*Task statement*.
Rewrite the records below with every "wifi-icon" changed to "wireless-icon", leaving everything else as it is.

-- Begin --

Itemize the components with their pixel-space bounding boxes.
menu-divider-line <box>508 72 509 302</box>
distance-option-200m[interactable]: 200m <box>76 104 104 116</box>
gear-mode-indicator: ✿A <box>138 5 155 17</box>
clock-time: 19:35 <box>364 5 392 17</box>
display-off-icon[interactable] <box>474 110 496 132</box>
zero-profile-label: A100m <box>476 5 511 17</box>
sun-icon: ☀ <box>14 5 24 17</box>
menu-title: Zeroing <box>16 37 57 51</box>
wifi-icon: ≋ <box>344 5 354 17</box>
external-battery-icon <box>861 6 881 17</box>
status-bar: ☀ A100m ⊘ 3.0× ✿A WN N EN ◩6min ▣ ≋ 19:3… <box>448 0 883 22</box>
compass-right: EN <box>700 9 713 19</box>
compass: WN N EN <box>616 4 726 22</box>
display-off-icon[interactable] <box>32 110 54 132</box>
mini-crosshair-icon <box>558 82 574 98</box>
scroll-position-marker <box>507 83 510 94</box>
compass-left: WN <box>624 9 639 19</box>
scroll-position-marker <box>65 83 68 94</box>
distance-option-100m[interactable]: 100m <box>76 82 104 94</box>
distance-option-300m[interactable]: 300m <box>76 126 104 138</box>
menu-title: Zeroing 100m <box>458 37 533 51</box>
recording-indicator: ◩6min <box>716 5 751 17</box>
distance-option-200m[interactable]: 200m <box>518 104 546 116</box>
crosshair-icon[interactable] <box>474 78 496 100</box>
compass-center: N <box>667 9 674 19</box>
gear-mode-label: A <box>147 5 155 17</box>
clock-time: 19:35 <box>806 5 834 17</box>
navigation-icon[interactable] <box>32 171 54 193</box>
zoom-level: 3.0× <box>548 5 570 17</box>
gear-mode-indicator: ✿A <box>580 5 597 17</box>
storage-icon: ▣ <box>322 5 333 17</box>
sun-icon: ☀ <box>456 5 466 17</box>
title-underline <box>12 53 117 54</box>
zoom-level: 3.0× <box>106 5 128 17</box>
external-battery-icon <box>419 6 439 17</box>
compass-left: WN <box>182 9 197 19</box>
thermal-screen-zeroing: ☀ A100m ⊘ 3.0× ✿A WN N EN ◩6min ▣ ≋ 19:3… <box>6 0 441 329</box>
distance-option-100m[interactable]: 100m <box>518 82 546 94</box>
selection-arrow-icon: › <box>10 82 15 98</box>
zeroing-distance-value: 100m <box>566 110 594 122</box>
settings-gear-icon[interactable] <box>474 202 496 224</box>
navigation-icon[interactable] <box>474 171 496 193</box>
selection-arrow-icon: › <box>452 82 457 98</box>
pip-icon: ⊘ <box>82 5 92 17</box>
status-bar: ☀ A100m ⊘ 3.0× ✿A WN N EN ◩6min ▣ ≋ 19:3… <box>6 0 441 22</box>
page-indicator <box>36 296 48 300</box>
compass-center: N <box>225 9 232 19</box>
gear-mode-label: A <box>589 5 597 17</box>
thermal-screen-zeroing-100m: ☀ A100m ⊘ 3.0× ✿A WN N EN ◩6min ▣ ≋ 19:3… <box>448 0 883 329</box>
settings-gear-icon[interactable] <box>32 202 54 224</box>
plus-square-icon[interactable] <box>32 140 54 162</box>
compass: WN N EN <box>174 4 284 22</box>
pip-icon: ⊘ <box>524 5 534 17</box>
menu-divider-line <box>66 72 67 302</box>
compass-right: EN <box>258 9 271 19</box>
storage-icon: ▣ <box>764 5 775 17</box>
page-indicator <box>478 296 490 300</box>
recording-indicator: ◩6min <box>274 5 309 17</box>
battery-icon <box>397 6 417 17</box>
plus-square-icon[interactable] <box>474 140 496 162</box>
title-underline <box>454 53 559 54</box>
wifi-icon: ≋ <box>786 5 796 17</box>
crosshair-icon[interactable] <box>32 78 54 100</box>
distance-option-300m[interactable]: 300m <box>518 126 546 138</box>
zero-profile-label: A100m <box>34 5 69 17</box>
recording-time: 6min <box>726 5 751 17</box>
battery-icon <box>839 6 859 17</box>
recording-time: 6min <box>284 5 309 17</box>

-- End --

*Answer to the task*.
Itemize the components with their pixel-space bounding boxes.
menu-divider-line <box>508 72 509 302</box>
distance-option-200m[interactable]: 200m <box>76 104 104 116</box>
gear-mode-indicator: ✿A <box>138 5 155 17</box>
clock-time: 19:35 <box>364 5 392 17</box>
display-off-icon[interactable] <box>474 110 496 132</box>
zero-profile-label: A100m <box>476 5 511 17</box>
sun-icon: ☀ <box>14 5 24 17</box>
menu-title: Zeroing <box>16 37 57 51</box>
wireless-icon: ≋ <box>344 5 354 17</box>
external-battery-icon <box>861 6 881 17</box>
status-bar: ☀ A100m ⊘ 3.0× ✿A WN N EN ◩6min ▣ ≋ 19:3… <box>448 0 883 22</box>
compass-right: EN <box>700 9 713 19</box>
compass: WN N EN <box>616 4 726 22</box>
display-off-icon[interactable] <box>32 110 54 132</box>
mini-crosshair-icon <box>558 82 574 98</box>
scroll-position-marker <box>507 83 510 94</box>
compass-left: WN <box>624 9 639 19</box>
scroll-position-marker <box>65 83 68 94</box>
distance-option-100m[interactable]: 100m <box>76 82 104 94</box>
distance-option-300m[interactable]: 300m <box>76 126 104 138</box>
menu-title: Zeroing 100m <box>458 37 533 51</box>
recording-indicator: ◩6min <box>716 5 751 17</box>
distance-option-200m[interactable]: 200m <box>518 104 546 116</box>
crosshair-icon[interactable] <box>474 78 496 100</box>
compass-center: N <box>667 9 674 19</box>
gear-mode-label: A <box>147 5 155 17</box>
clock-time: 19:35 <box>806 5 834 17</box>
navigation-icon[interactable] <box>32 171 54 193</box>
zoom-level: 3.0× <box>548 5 570 17</box>
gear-mode-indicator: ✿A <box>580 5 597 17</box>
storage-icon: ▣ <box>322 5 333 17</box>
sun-icon: ☀ <box>456 5 466 17</box>
title-underline <box>12 53 117 54</box>
zoom-level: 3.0× <box>106 5 128 17</box>
external-battery-icon <box>419 6 439 17</box>
compass-left: WN <box>182 9 197 19</box>
thermal-screen-zeroing: ☀ A100m ⊘ 3.0× ✿A WN N EN ◩6min ▣ ≋ 19:3… <box>6 0 441 329</box>
distance-option-100m[interactable]: 100m <box>518 82 546 94</box>
selection-arrow-icon: › <box>10 82 15 98</box>
zeroing-distance-value: 100m <box>566 110 594 122</box>
settings-gear-icon[interactable] <box>474 202 496 224</box>
navigation-icon[interactable] <box>474 171 496 193</box>
selection-arrow-icon: › <box>452 82 457 98</box>
pip-icon: ⊘ <box>82 5 92 17</box>
status-bar: ☀ A100m ⊘ 3.0× ✿A WN N EN ◩6min ▣ ≋ 19:3… <box>6 0 441 22</box>
page-indicator <box>36 296 48 300</box>
compass-center: N <box>225 9 232 19</box>
gear-mode-label: A <box>589 5 597 17</box>
thermal-screen-zeroing-100m: ☀ A100m ⊘ 3.0× ✿A WN N EN ◩6min ▣ ≋ 19:3… <box>448 0 883 329</box>
settings-gear-icon[interactable] <box>32 202 54 224</box>
plus-square-icon[interactable] <box>32 140 54 162</box>
compass: WN N EN <box>174 4 284 22</box>
pip-icon: ⊘ <box>524 5 534 17</box>
menu-divider-line <box>66 72 67 302</box>
compass-right: EN <box>258 9 271 19</box>
storage-icon: ▣ <box>764 5 775 17</box>
page-indicator <box>478 296 490 300</box>
recording-indicator: ◩6min <box>274 5 309 17</box>
battery-icon <box>397 6 417 17</box>
plus-square-icon[interactable] <box>474 140 496 162</box>
title-underline <box>454 53 559 54</box>
wireless-icon: ≋ <box>786 5 796 17</box>
crosshair-icon[interactable] <box>32 78 54 100</box>
distance-option-300m[interactable]: 300m <box>518 126 546 138</box>
zero-profile-label: A100m <box>34 5 69 17</box>
recording-time: 6min <box>726 5 751 17</box>
battery-icon <box>839 6 859 17</box>
recording-time: 6min <box>284 5 309 17</box>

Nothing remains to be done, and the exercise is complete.